• _What is being asked_:
Reproduce each line exactly, including spacing and punctuation.

## Begin Supplied material

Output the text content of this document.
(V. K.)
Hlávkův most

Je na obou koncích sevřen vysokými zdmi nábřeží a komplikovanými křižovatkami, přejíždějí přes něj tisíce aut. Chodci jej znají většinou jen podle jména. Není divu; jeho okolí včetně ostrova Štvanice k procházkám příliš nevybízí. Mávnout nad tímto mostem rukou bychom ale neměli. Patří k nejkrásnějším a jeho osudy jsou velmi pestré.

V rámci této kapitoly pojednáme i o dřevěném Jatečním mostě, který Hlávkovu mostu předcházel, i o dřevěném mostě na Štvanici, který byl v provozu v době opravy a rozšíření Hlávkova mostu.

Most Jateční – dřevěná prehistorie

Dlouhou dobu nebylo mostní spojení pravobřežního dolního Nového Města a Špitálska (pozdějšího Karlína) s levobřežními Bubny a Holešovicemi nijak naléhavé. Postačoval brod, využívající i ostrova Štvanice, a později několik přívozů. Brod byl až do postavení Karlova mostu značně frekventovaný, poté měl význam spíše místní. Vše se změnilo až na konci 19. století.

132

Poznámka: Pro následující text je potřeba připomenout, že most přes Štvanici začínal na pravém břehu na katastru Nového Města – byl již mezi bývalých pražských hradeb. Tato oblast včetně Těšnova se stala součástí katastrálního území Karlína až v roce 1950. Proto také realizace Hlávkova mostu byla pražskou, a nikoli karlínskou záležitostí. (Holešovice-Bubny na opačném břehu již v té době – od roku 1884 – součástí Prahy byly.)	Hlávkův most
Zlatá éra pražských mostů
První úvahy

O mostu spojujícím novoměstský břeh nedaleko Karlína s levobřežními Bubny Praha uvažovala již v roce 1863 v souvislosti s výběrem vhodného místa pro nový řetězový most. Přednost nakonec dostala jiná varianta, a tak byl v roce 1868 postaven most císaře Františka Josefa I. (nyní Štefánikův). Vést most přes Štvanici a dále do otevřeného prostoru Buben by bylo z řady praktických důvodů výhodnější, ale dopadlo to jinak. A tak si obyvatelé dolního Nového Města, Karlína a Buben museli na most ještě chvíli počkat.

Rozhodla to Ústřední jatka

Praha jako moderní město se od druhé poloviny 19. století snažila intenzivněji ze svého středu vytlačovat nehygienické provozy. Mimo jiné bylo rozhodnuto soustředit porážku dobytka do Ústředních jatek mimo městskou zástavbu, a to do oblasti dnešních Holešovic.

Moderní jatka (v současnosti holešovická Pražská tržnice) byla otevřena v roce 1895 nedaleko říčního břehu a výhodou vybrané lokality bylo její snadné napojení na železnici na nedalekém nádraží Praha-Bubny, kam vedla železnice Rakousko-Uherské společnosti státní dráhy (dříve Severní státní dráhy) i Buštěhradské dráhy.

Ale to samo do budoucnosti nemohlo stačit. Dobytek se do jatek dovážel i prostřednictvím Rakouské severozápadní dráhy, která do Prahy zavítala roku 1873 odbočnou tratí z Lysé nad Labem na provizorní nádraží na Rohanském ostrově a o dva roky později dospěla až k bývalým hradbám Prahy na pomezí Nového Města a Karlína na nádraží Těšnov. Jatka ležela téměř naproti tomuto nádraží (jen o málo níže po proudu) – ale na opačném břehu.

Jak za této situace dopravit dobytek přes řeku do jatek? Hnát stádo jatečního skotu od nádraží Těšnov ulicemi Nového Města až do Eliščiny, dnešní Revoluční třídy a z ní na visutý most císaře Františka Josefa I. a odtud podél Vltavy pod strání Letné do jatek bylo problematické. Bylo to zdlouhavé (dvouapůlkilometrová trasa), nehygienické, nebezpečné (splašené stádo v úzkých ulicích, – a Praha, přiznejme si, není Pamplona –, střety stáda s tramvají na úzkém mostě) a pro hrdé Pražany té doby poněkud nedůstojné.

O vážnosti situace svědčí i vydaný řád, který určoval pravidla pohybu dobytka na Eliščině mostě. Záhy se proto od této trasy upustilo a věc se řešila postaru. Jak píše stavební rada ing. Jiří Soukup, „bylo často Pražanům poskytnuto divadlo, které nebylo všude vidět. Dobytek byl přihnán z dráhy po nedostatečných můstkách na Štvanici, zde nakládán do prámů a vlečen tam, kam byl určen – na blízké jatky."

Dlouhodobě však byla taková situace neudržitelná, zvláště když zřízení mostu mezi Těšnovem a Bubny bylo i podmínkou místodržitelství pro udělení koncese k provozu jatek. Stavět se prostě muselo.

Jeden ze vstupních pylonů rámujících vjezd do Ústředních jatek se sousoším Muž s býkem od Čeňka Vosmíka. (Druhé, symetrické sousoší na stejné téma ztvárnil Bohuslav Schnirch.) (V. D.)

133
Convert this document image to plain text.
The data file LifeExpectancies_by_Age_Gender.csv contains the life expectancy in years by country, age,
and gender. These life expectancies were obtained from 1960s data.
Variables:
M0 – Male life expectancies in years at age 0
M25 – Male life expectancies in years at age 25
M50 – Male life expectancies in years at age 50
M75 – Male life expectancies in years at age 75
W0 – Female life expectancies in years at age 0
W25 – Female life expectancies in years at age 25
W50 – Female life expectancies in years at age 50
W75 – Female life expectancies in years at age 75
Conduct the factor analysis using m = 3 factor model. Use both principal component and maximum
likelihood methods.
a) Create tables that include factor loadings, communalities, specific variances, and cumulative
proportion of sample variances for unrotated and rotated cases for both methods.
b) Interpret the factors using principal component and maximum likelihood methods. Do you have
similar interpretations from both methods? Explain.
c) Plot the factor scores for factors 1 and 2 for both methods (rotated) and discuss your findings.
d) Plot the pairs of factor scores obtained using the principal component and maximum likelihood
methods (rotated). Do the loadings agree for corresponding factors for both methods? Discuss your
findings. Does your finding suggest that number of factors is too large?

## End Supplied material

• _Solution to the problem_:
Output the text content of this document.
(V. K.)
Hlávkův most

Je na obou koncích sevřen vysokými zdmi nábřeží a komplikovanými křižovatkami, přejíždějí přes něj tisíce aut. Chodci jej znají většinou jen podle jména. Není divu; jeho okolí včetně ostrova Štvanice k procházkám příliš nevybízí. Mávnout nad tímto mostem rukou bychom ale neměli. Patří k nejkrásnějším a jeho osudy jsou velmi pestré.

V rámci této kapitoly pojednáme i o dřevěném Jatečním mostě, který Hlávkovu mostu předcházel, i o dřevěném mostě na Štvanici, který byl v provozu v době opravy a rozšíření Hlávkova mostu.

Most Jateční – dřevěná prehistorie

Dlouhou dobu nebylo mostní spojení pravobřežního dolního Nového Města a Špitálska (pozdějšího Karlína) s levobřežními Bubny a Holešovicemi nijak naléhavé. Postačoval brod, využívající i ostrova Štvanice, a později několik přívozů. Brod byl až do postavení Karlova mostu značně frekventovaný, poté měl význam spíše místní. Vše se změnilo až na konci 19. století.

132

Poznámka: Pro následující text je potřeba připomenout, že most přes Štvanici začínal na pravém břehu na katastru Nového Města – byl již mezi bývalých pražských hradeb. Tato oblast včetně Těšnova se stala součástí katastrálního území Karlína až v roce 1950. Proto také realizace Hlávkova mostu byla pražskou, a nikoli karlínskou záležitostí. (Holešovice-Bubny na opačném břehu již v té době – od roku 1884 – součástí Prahy byly.)	Hlávkův most
Zlatá éra pražských mostů
První úvahy

O mostu spojujícím novoměstský břeh nedaleko Karlína s levobřežními Bubny Praha uvažovala již v roce 1863 v souvislosti s výběrem vhodného místa pro nový řetězový most. Přednost nakonec dostala jiná varianta, a tak byl v roce 1868 postaven most císaře Františka Josefa I. (nyní Štefánikův). Vést most přes Štvanici a dále do otevřeného prostoru Buben by bylo z řady praktických důvodů výhodnější, ale dopadlo to jinak. A tak si obyvatelé dolního Nového Města, Karlína a Buben museli na most ještě chvíli počkat.

Rozhodla to Ústřední jatka

Praha jako moderní město se od druhé poloviny 19. století snažila intenzivněji ze svého středu vytlačovat nehygienické provozy. Mimo jiné bylo rozhodnuto soustředit porážku dobytka do Ústředních jatek mimo městskou zástavbu, a to do oblasti dnešních Holešovic.

Moderní jatka (v současnosti holešovická Pražská tržnice) byla otevřena v roce 1895 nedaleko říčního břehu a výhodou vybrané lokality bylo její snadné napojení na železnici na nedalekém nádraží Praha-Bubny, kam vedla železnice Rakousko-Uherské společnosti státní dráhy (dříve Severní státní dráhy) i Buštěhradské dráhy.

Ale to samo do budoucnosti nemohlo stačit. Dobytek se do jatek dovážel i prostřednictvím Rakouské severozápadní dráhy, která do Prahy zavítala roku 1873 odbočnou tratí z Lysé nad Labem na provizorní nádraží na Rohanském ostrově a o dva roky později dospěla až k bývalým hradbám Prahy na pomezí Nového Města a Karlína na nádraží Těšnov. Jatka ležela téměř naproti tomuto nádraží (jen o málo níže po proudu) – ale na opačném břehu.

Jak za této situace dopravit dobytek přes řeku do jatek? Hnát stádo jatečního skotu od nádraží Těšnov ulicemi Nového Města až do Eliščiny, dnešní Revoluční třídy a z ní na visutý most císaře Františka Josefa I. a odtud podél Vltavy pod strání Letné do jatek bylo problematické. Bylo to zdlouhavé (dvouapůlkilometrová trasa), nehygienické, nebezpečné (splašené stádo v úzkých ulicích, – a Praha, přiznejme si, není Pamplona –, střety stáda s tramvají na úzkém mostě) a pro hrdé Pražany té doby poněkud nedůstojné.

O vážnosti situace svědčí i vydaný řád, který určoval pravidla pohybu dobytka na Eliščině mostě. Záhy se proto od této trasy upustilo a věc se řešila postaru. Jak píše stavební rada ing. Jiří Soukup, „bylo často Pražanům poskytnuto divadlo, které nebylo všude vidět. Dobytek byl přihnán z dráhy po nedostatečných můstkách na Štvanici, zde nakládán do prámů a vlečen tam, kam byl určen – na blízké jatky."

Dlouhodobě však byla taková situace neudržitelná, zvláště když zřízení mostu mezi Těšnovem a Bubny bylo i podmínkou místodržitelství pro udělení koncese k provozu jatek. Stavět se prostě muselo.

Jeden ze vstupních pylonů rámujících vjezd do Ústředních jatek se sousoším Muž s býkem od Čeňka Vosmíka. (Druhé, symetrické sousoší na stejné téma ztvárnil Bohuslav Schnirch.) (V. D.)

133
Convert this document image to plain text.
The data file LifeExpectancies_by_Age_Gender.csv contains the life expectancy in years by country, age,
and gender. These life expectancies were obtained from 1960s data.
Variables:
M0 – Male life expectancies in years at age 0
M25 – Male life expectancies in years at age 25
M50 – Male life expectancies in years at age 50
M75 – Male life expectancies in years at age 75
W0 – Female life expectancies in years at age 0
W25 – Female life expectancies in years at age 25
W50 – Female life expectancies in years at age 50
W75 – Female life expectancies in years at age 75
Conduct the factor analysis using m = 3 factor model. Use both principal component and maximum
likelihood methods.
a) Create tables that include factor loadings, communalities, specific variances, and cumulative
proportion of sample variances for unrotated and rotated cases for both methods.
b) Interpret the factors using principal component and maximum likelihood methods. Do you have
similar interpretations from both methods? Explain.
c) Plot the factor scores for factors 1 and 2 for both methods (rotated) and discuss your findings.
d) Plot the pairs of factor scores obtained using the principal component and maximum likelihood
methods (rotated). Do the loadings agree for corresponding factors for both methods? Discuss your
findings. Does your finding suggest that number of factors is too large?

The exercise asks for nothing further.